• **Request**
The data below should be printed in full, exactly, and without any of its images.
### Data shown ###
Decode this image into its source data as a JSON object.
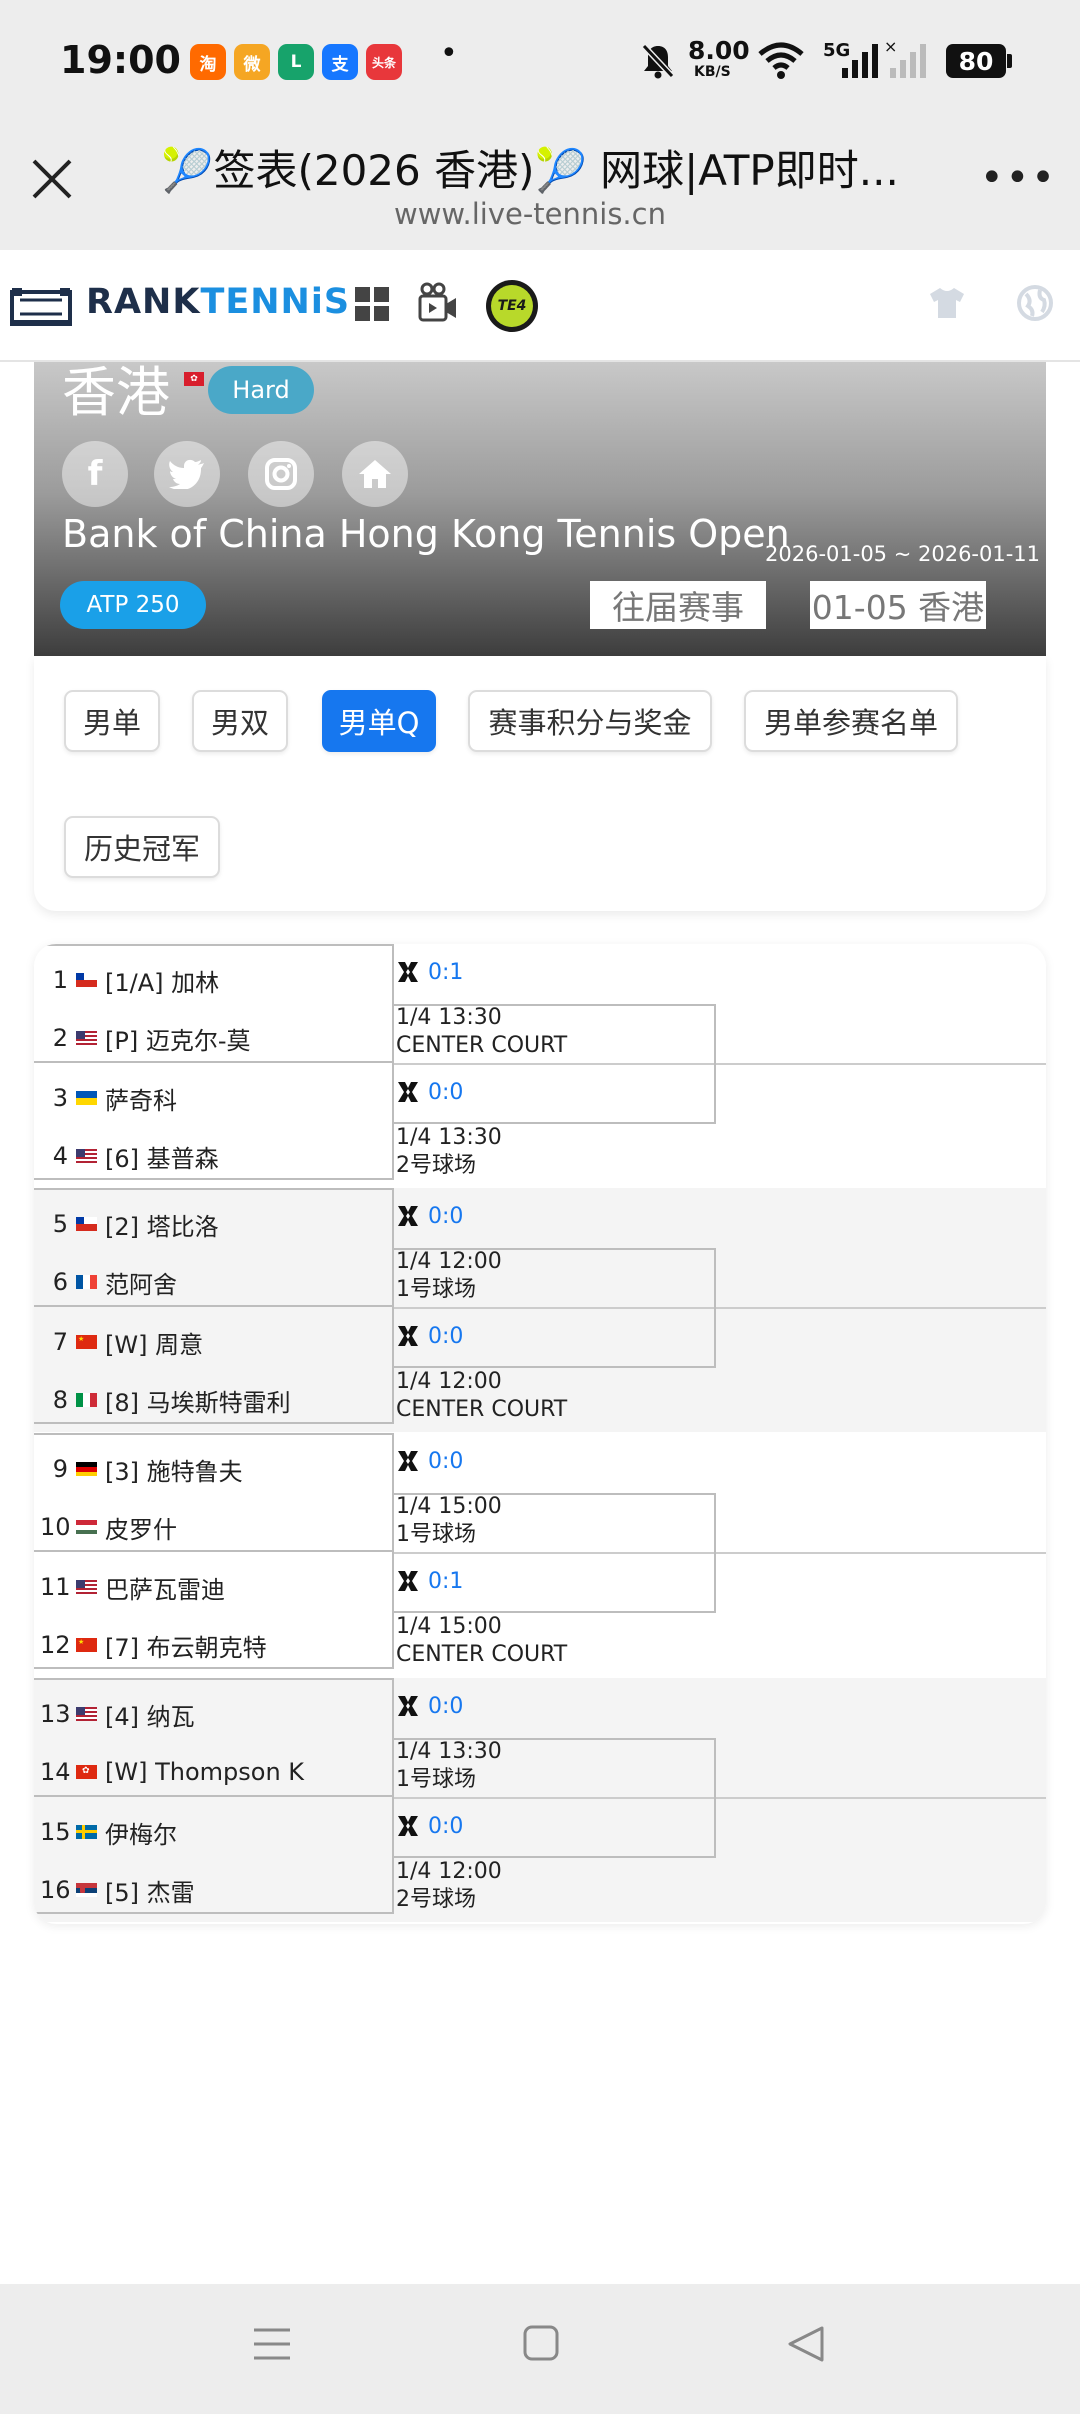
{
  "status_bar": {
    "time": "19:00",
    "apps": [
      {
        "name": "taobao-icon",
        "label": "淘",
        "color": "#ff6a00"
      },
      {
        "name": "weibo-icon",
        "label": "微",
        "color": "#f5a623"
      },
      {
        "name": "green-app-icon",
        "label": "L",
        "color": "#17a36b"
      },
      {
        "name": "alipay-icon",
        "label": "支",
        "color": "#1677ff"
      },
      {
        "name": "toutiao-icon",
        "label": "头条",
        "color": "#e8373b"
      }
    ],
    "net_speed": "8.00",
    "net_unit": "KB/S",
    "signal": "5G",
    "battery": "80"
  },
  "browser": {
    "title": "🎾签表(2026 香港)🎾 网球|ATP即时...",
    "url": "www.live-tennis.cn"
  },
  "site": {
    "brand_prefix": "RANK",
    "brand_suffix": "TENNiS",
    "te_badge": "TE4"
  },
  "tournament": {
    "city": "香港",
    "surface": "Hard",
    "name": "Bank of China Hong Kong Tennis Open",
    "dates": "2026-01-05 ~ 2026-01-11",
    "level": "ATP 250",
    "past_btn": "往届赛事",
    "date_btn": "01-05 香港",
    "social": [
      "facebook-icon",
      "twitter-icon",
      "instagram-icon",
      "home-icon"
    ]
  },
  "tabs": [
    "男单",
    "男双",
    "男单Q",
    "赛事积分与奖金",
    "男单参赛名单",
    "历史冠军"
  ],
  "active_tab": "男单Q",
  "draw": [
    {
      "players": [
        {
          "num": "1",
          "flag": "CL",
          "name": "[1/A] 加林"
        },
        {
          "num": "2",
          "flag": "US",
          "name": "[P] 迈克尔-莫"
        },
        {
          "num": "3",
          "flag": "UA",
          "name": "萨奇科"
        },
        {
          "num": "4",
          "flag": "US",
          "name": "[6] 基普森"
        }
      ],
      "matches": [
        {
          "score": "0:1",
          "time": "1/4 13:30",
          "court": "CENTER COURT"
        },
        {
          "score": "0:0",
          "time": "1/4 13:30",
          "court": "2号球场"
        }
      ]
    },
    {
      "players": [
        {
          "num": "5",
          "flag": "CL",
          "name": "[2] 塔比洛"
        },
        {
          "num": "6",
          "flag": "FR",
          "name": "范阿舍"
        },
        {
          "num": "7",
          "flag": "CN",
          "name": "[W] 周意"
        },
        {
          "num": "8",
          "flag": "IT",
          "name": "[8] 马埃斯特雷利"
        }
      ],
      "matches": [
        {
          "score": "0:0",
          "time": "1/4 12:00",
          "court": "1号球场"
        },
        {
          "score": "0:0",
          "time": "1/4 12:00",
          "court": "CENTER COURT"
        }
      ]
    },
    {
      "players": [
        {
          "num": "9",
          "flag": "DE",
          "name": "[3] 施特鲁夫"
        },
        {
          "num": "10",
          "flag": "HU",
          "name": "皮罗什"
        },
        {
          "num": "11",
          "flag": "US",
          "name": "巴萨瓦雷迪"
        },
        {
          "num": "12",
          "flag": "CN",
          "name": "[7] 布云朝克特"
        }
      ],
      "matches": [
        {
          "score": "0:0",
          "time": "1/4 15:00",
          "court": "1号球场"
        },
        {
          "score": "0:1",
          "time": "1/4 15:00",
          "court": "CENTER COURT"
        }
      ]
    },
    {
      "players": [
        {
          "num": "13",
          "flag": "US",
          "name": "[4] 纳瓦"
        },
        {
          "num": "14",
          "flag": "HK",
          "name": "[W] Thompson K"
        },
        {
          "num": "15",
          "flag": "SE",
          "name": "伊梅尔"
        },
        {
          "num": "16",
          "flag": "RS",
          "name": "[5] 杰雷"
        }
      ],
      "matches": [
        {
          "score": "0:0",
          "time": "1/4 13:30",
          "court": "1号球场"
        },
        {
          "score": "0:0",
          "time": "1/4 12:00",
          "court": "2号球场"
        }
      ]
    }
  ],
  "colors": {
    "active_tab": "#1677ef",
    "atp_badge": "#1aa0e8",
    "surface_badge": "#4aa8c8",
    "score_text": "#1677ef"
  }
}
###
• **Output for this task**
Decode this image into its source data as a JSON object.
{
  "status_bar": {
    "time": "19:00",
    "apps": [
      {
        "name": "taobao-icon",
        "label": "淘",
        "color": "#ff6a00"
      },
      {
        "name": "weibo-icon",
        "label": "微",
        "color": "#f5a623"
      },
      {
        "name": "green-app-icon",
        "label": "L",
        "color": "#17a36b"
      },
      {
        "name": "alipay-icon",
        "label": "支",
        "color": "#1677ff"
      },
      {
        "name": "toutiao-icon",
        "label": "头条",
        "color": "#e8373b"
      }
    ],
    "net_speed": "8.00",
    "net_unit": "KB/S",
    "signal": "5G",
    "battery": "80"
  },
  "browser": {
    "title": "🎾签表(2026 香港)🎾 网球|ATP即时...",
    "url": "www.live-tennis.cn"
  },
  "site": {
    "brand_prefix": "RANK",
    "brand_suffix": "TENNiS",
    "te_badge": "TE4"
  },
  "tournament": {
    "city": "香港",
    "surface": "Hard",
    "name": "Bank of China Hong Kong Tennis Open",
    "dates": "2026-01-05 ~ 2026-01-11",
    "level": "ATP 250",
    "past_btn": "往届赛事",
    "date_btn": "01-05 香港",
    "social": [
      "facebook-icon",
      "twitter-icon",
      "instagram-icon",
      "home-icon"
    ]
  },
  "tabs": [
    "男单",
    "男双",
    "男单Q",
    "赛事积分与奖金",
    "男单参赛名单",
    "历史冠军"
  ],
  "active_tab": "男单Q",
  "draw": [
    {
      "players": [
        {
          "num": "1",
          "flag": "CL",
          "name": "[1/A] 加林"
        },
        {
          "num": "2",
          "flag": "US",
          "name": "[P] 迈克尔-莫"
        },
        {
          "num": "3",
          "flag": "UA",
          "name": "萨奇科"
        },
        {
          "num": "4",
          "flag": "US",
          "name": "[6] 基普森"
        }
      ],
      "matches": [
        {
          "score": "0:1",
          "time": "1/4 13:30",
          "court": "CENTER COURT"
        },
        {
          "score": "0:0",
          "time": "1/4 13:30",
          "court": "2号球场"
        }
      ]
    },
    {
      "players": [
        {
          "num": "5",
          "flag": "CL",
          "name": "[2] 塔比洛"
        },
        {
          "num": "6",
          "flag": "FR",
          "name": "范阿舍"
        },
        {
          "num": "7",
          "flag": "CN",
          "name": "[W] 周意"
        },
        {
          "num": "8",
          "flag": "IT",
          "name": "[8] 马埃斯特雷利"
        }
      ],
      "matches": [
        {
          "score": "0:0",
          "time": "1/4 12:00",
          "court": "1号球场"
        },
        {
          "score": "0:0",
          "time": "1/4 12:00",
          "court": "CENTER COURT"
        }
      ]
    },
    {
      "players": [
        {
          "num": "9",
          "flag": "DE",
          "name": "[3] 施特鲁夫"
        },
        {
          "num": "10",
          "flag": "HU",
          "name": "皮罗什"
        },
        {
          "num": "11",
          "flag": "US",
          "name": "巴萨瓦雷迪"
        },
        {
          "num": "12",
          "flag": "CN",
          "name": "[7] 布云朝克特"
        }
      ],
      "matches": [
        {
          "score": "0:0",
          "time": "1/4 15:00",
          "court": "1号球场"
        },
        {
          "score": "0:1",
          "time": "1/4 15:00",
          "court": "CENTER COURT"
        }
      ]
    },
    {
      "players": [
        {
          "num": "13",
          "flag": "US",
          "name": "[4] 纳瓦"
        },
        {
          "num": "14",
          "flag": "HK",
          "name": "[W] Thompson K"
        },
        {
          "num": "15",
          "flag": "SE",
          "name": "伊梅尔"
        },
        {
          "num": "16",
          "flag": "RS",
          "name": "[5] 杰雷"
        }
      ],
      "matches": [
        {
          "score": "0:0",
          "time": "1/4 13:30",
          "court": "1号球场"
        },
        {
          "score": "0:0",
          "time": "1/4 12:00",
          "court": "2号球场"
        }
      ]
    }
  ],
  "colors": {
    "active_tab": "#1677ef",
    "atp_badge": "#1aa0e8",
    "surface_badge": "#4aa8c8",
    "score_text": "#1677ef"
  }
}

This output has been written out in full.